▸ THE PROBLEM
Output all entries verbatim. Skip pictures.

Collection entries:
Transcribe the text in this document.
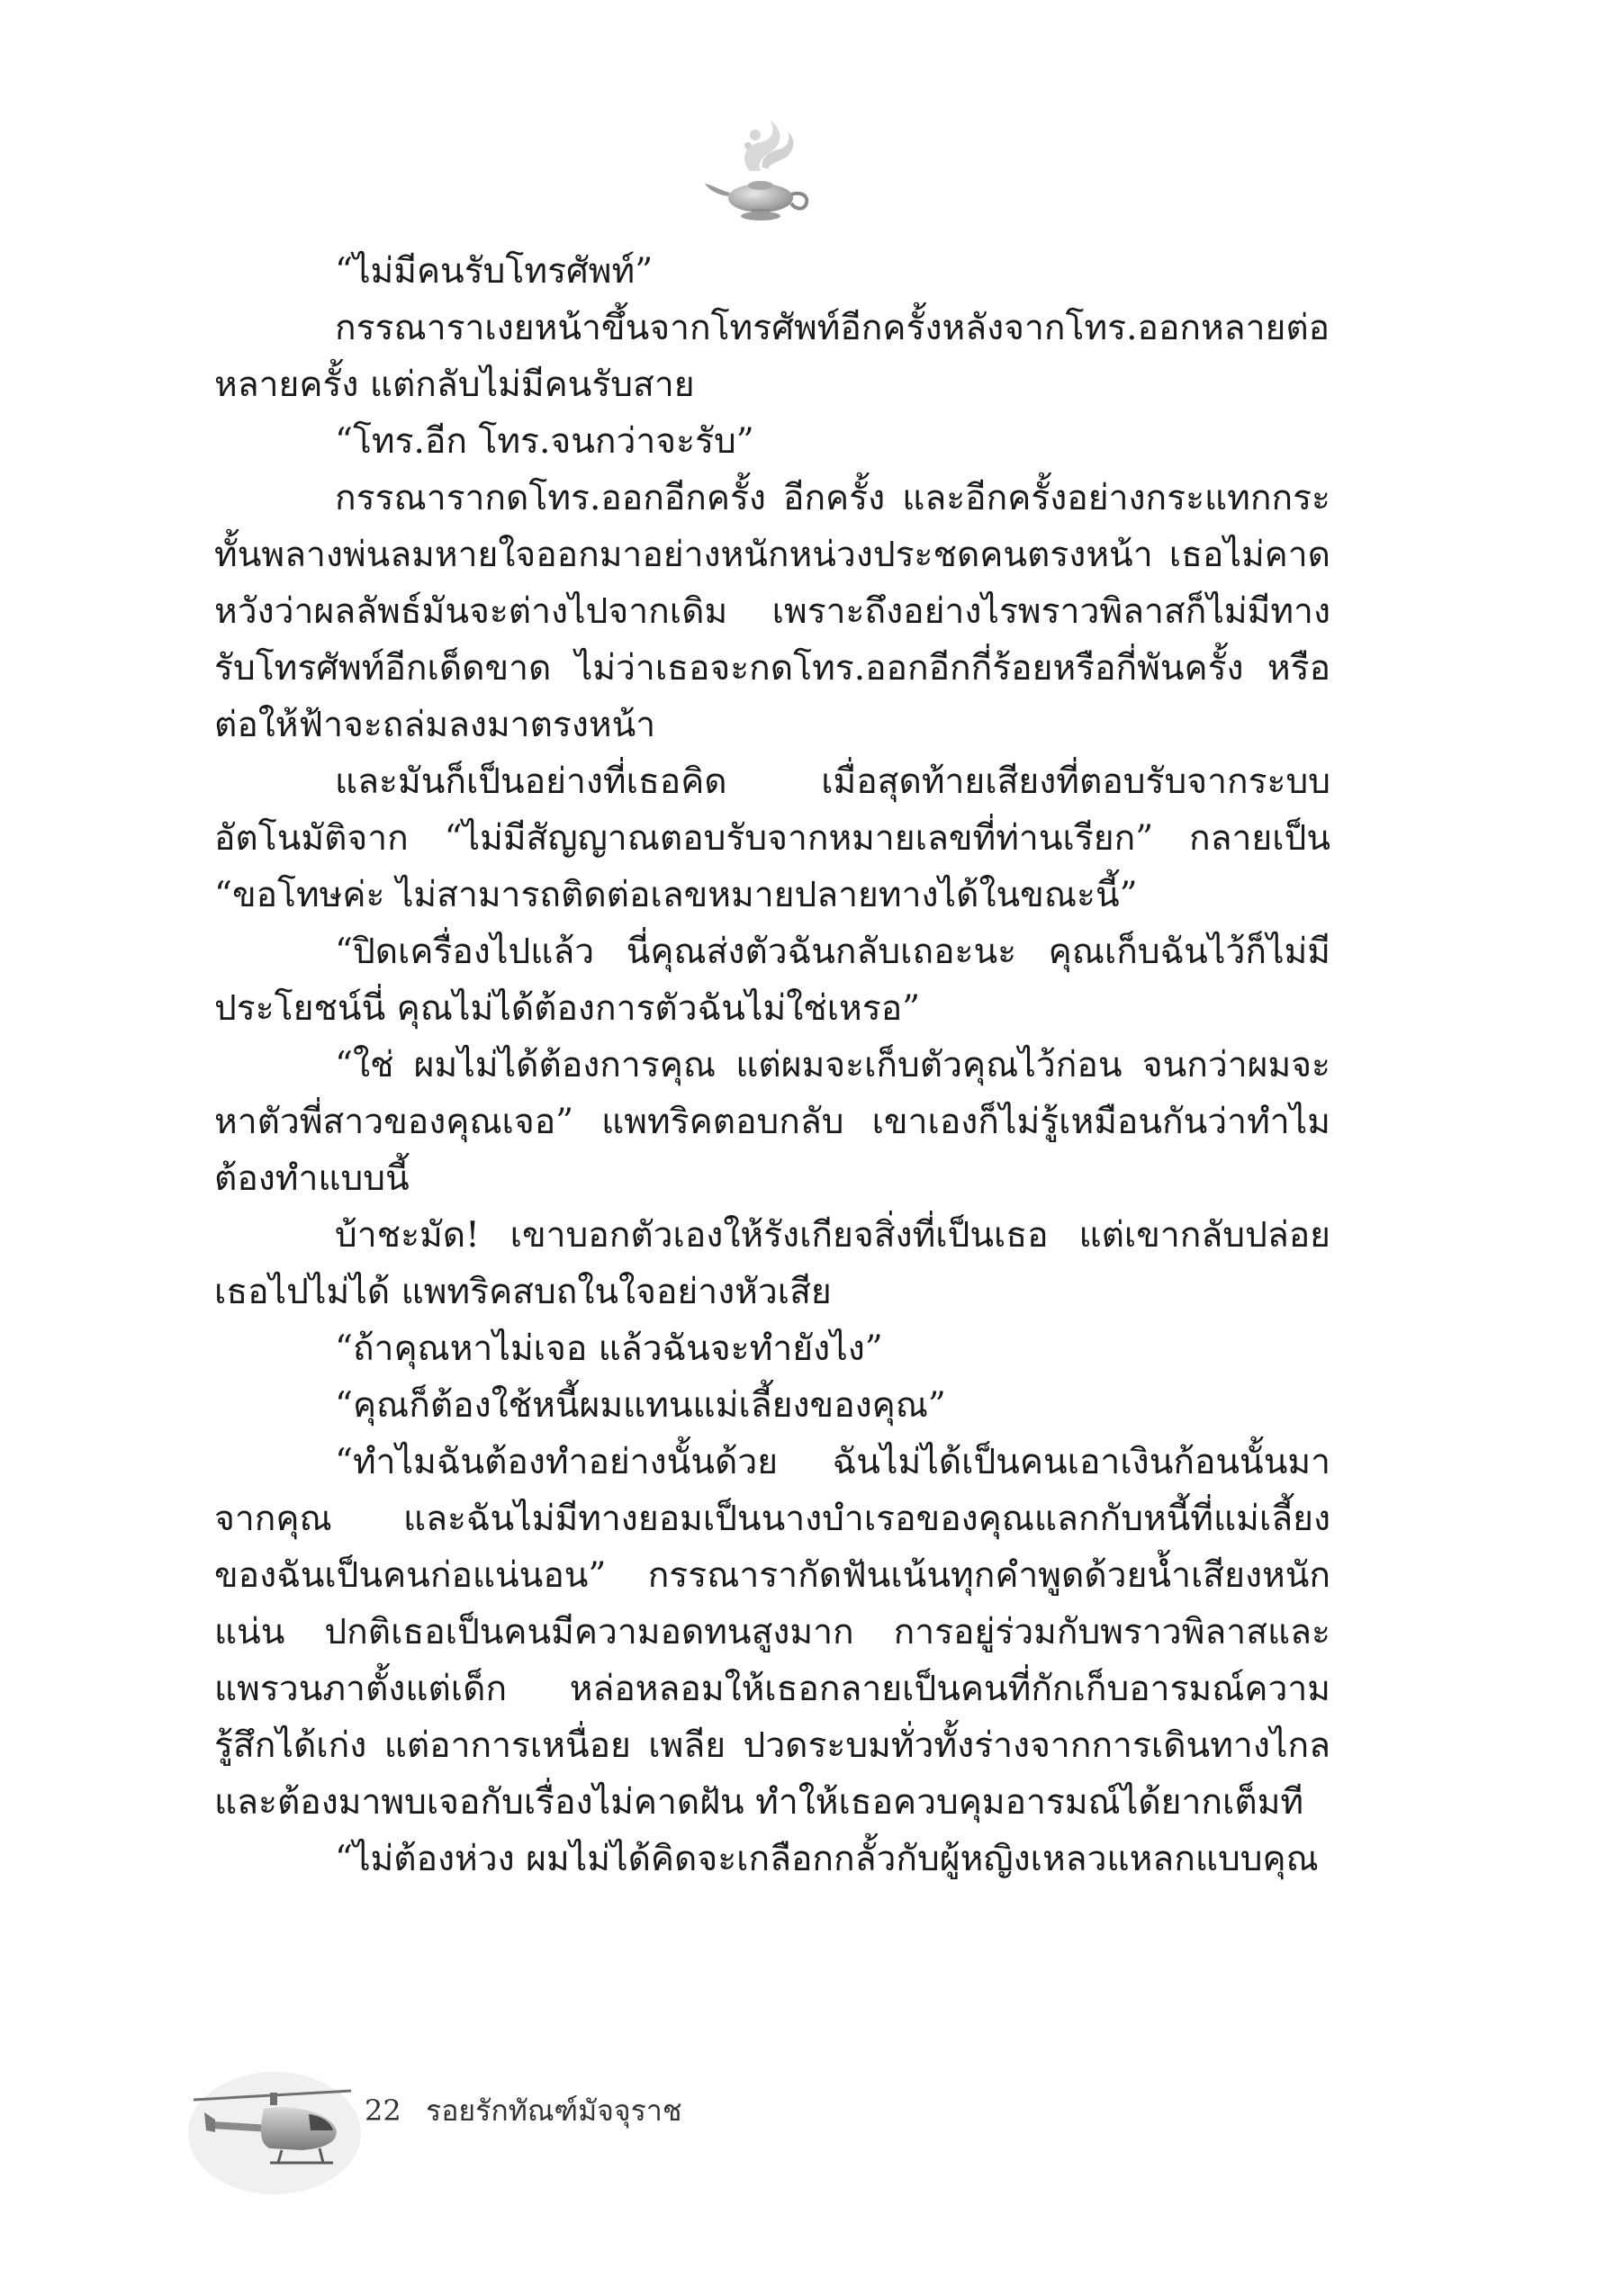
“ไม่มีคนรับโทรศัพท์”

กรรณาราเงยหน้าขึ้นจากโทรศัพท์อีกครั้งหลังจากโทร.ออกหลายต่อหลายครั้ง แต่กลับไม่มีคนรับสาย

“โทร.อีก โทร.จนกว่าจะรับ”

กรรณารากดโทร.ออกอีกครั้ง อีกครั้ง และอีกครั้งอย่างกระแทกกระทั้นพลางพ่นลมหายใจออกมาอย่างหนักหน่วงประชดคนตรงหน้า เธอไม่คาดหวังว่าผลลัพธ์มันจะต่างไปจากเดิม เพราะถึงอย่างไรพราวพิลาสก็ไม่มีทางรับโทรศัพท์อีกเด็ดขาด ไม่ว่าเธอจะกดโทร.ออกอีกกี่ร้อยหรือกี่พันครั้ง หรือต่อให้ฟ้าจะถล่มลงมาตรงหน้า

และมันก็เป็นอย่างที่เธอคิด เมื่อสุดท้ายเสียงที่ตอบรับจากระบบอัตโนมัติจาก “ไม่มีสัญญาณตอบรับจากหมายเลขที่ท่านเรียก” กลายเป็น “ขอโทษค่ะ ไม่สามารถติดต่อเลขหมายปลายทางได้ในขณะนี้”

“ปิดเครื่องไปแล้ว นี่คุณส่งตัวฉันกลับเถอะนะ คุณเก็บฉันไว้ก็ไม่มีประโยชน์นี่ คุณไม่ได้ต้องการตัวฉันไม่ใช่เหรอ”

“ใช่ ผมไม่ได้ต้องการคุณ แต่ผมจะเก็บตัวคุณไว้ก่อน จนกว่าผมจะหาตัวพี่สาวของคุณเจอ” แพทริคตอบกลับ เขาเองก็ไม่รู้เหมือนกันว่าทำไมต้องทำแบบนี้

บ้าชะมัด! เขาบอกตัวเองให้รังเกียจสิ่งที่เป็นเธอ แต่เขากลับปล่อยเธอไปไม่ได้ แพทริคสบถในใจอย่างหัวเสีย

“ถ้าคุณหาไม่เจอ แล้วฉันจะทำยังไง”

“คุณก็ต้องใช้หนี้ผมแทนแม่เลี้ยงของคุณ”

“ทำไมฉันต้องทำอย่างนั้นด้วย ฉันไม่ได้เป็นคนเอาเงินก้อนนั้นมาจากคุณ และฉันไม่มีทางยอมเป็นนางบำเรอของคุณแลกกับหนี้ที่แม่เลี้ยงของฉันเป็นคนก่อแน่นอน” กรรณารากัดฟันเน้นทุกคำพูดด้วยน้ำเสียงหนักแน่น ปกติเธอเป็นคนมีความอดทนสูงมาก การอยู่ร่วมกับพราวพิลาสและแพรวนภาตั้งแต่เด็ก หล่อหลอมให้เธอกลายเป็นคนที่กักเก็บอารมณ์ความรู้สึกได้เก่ง แต่อาการเหนื่อย เพลีย ปวดระบมทั่วทั้งร่างจากการเดินทางไกล และต้องมาพบเจอกับเรื่องไม่คาดฝัน ทำให้เธอควบคุมอารมณ์ได้ยากเต็มที

“ไม่ต้องห่วง ผมไม่ได้คิดจะเกลือกกลั้วกับผู้หญิงเหลวแหลกแบบคุณ

22 รอยรักทัณฑ์มัจจุราช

▸ FINISHED TASK
Transcribe the text in this document.
“ไม่มีคนรับโทรศัพท์”

กรรณาราเงยหน้าขึ้นจากโทรศัพท์อีกครั้งหลังจากโทร.ออกหลายต่อหลายครั้ง แต่กลับไม่มีคนรับสาย

“โทร.อีก โทร.จนกว่าจะรับ”

กรรณารากดโทร.ออกอีกครั้ง อีกครั้ง และอีกครั้งอย่างกระแทกกระทั้นพลางพ่นลมหายใจออกมาอย่างหนักหน่วงประชดคนตรงหน้า เธอไม่คาดหวังว่าผลลัพธ์มันจะต่างไปจากเดิม เพราะถึงอย่างไรพราวพิลาสก็ไม่มีทางรับโทรศัพท์อีกเด็ดขาด ไม่ว่าเธอจะกดโทร.ออกอีกกี่ร้อยหรือกี่พันครั้ง หรือต่อให้ฟ้าจะถล่มลงมาตรงหน้า

และมันก็เป็นอย่างที่เธอคิด เมื่อสุดท้ายเสียงที่ตอบรับจากระบบอัตโนมัติจาก “ไม่มีสัญญาณตอบรับจากหมายเลขที่ท่านเรียก” กลายเป็น “ขอโทษค่ะ ไม่สามารถติดต่อเลขหมายปลายทางได้ในขณะนี้”

“ปิดเครื่องไปแล้ว นี่คุณส่งตัวฉันกลับเถอะนะ คุณเก็บฉันไว้ก็ไม่มีประโยชน์นี่ คุณไม่ได้ต้องการตัวฉันไม่ใช่เหรอ”

“ใช่ ผมไม่ได้ต้องการคุณ แต่ผมจะเก็บตัวคุณไว้ก่อน จนกว่าผมจะหาตัวพี่สาวของคุณเจอ” แพทริคตอบกลับ เขาเองก็ไม่รู้เหมือนกันว่าทำไมต้องทำแบบนี้

บ้าชะมัด! เขาบอกตัวเองให้รังเกียจสิ่งที่เป็นเธอ แต่เขากลับปล่อยเธอไปไม่ได้ แพทริคสบถในใจอย่างหัวเสีย

“ถ้าคุณหาไม่เจอ แล้วฉันจะทำยังไง”

“คุณก็ต้องใช้หนี้ผมแทนแม่เลี้ยงของคุณ”

“ทำไมฉันต้องทำอย่างนั้นด้วย ฉันไม่ได้เป็นคนเอาเงินก้อนนั้นมาจากคุณ และฉันไม่มีทางยอมเป็นนางบำเรอของคุณแลกกับหนี้ที่แม่เลี้ยงของฉันเป็นคนก่อแน่นอน” กรรณารากัดฟันเน้นทุกคำพูดด้วยน้ำเสียงหนักแน่น ปกติเธอเป็นคนมีความอดทนสูงมาก การอยู่ร่วมกับพราวพิลาสและแพรวนภาตั้งแต่เด็ก หล่อหลอมให้เธอกลายเป็นคนที่กักเก็บอารมณ์ความรู้สึกได้เก่ง แต่อาการเหนื่อย เพลีย ปวดระบมทั่วทั้งร่างจากการเดินทางไกล และต้องมาพบเจอกับเรื่องไม่คาดฝัน ทำให้เธอควบคุมอารมณ์ได้ยากเต็มที

“ไม่ต้องห่วง ผมไม่ได้คิดจะเกลือกกลั้วกับผู้หญิงเหลวแหลกแบบคุณ

22 รอยรักทัณฑ์มัจจุราช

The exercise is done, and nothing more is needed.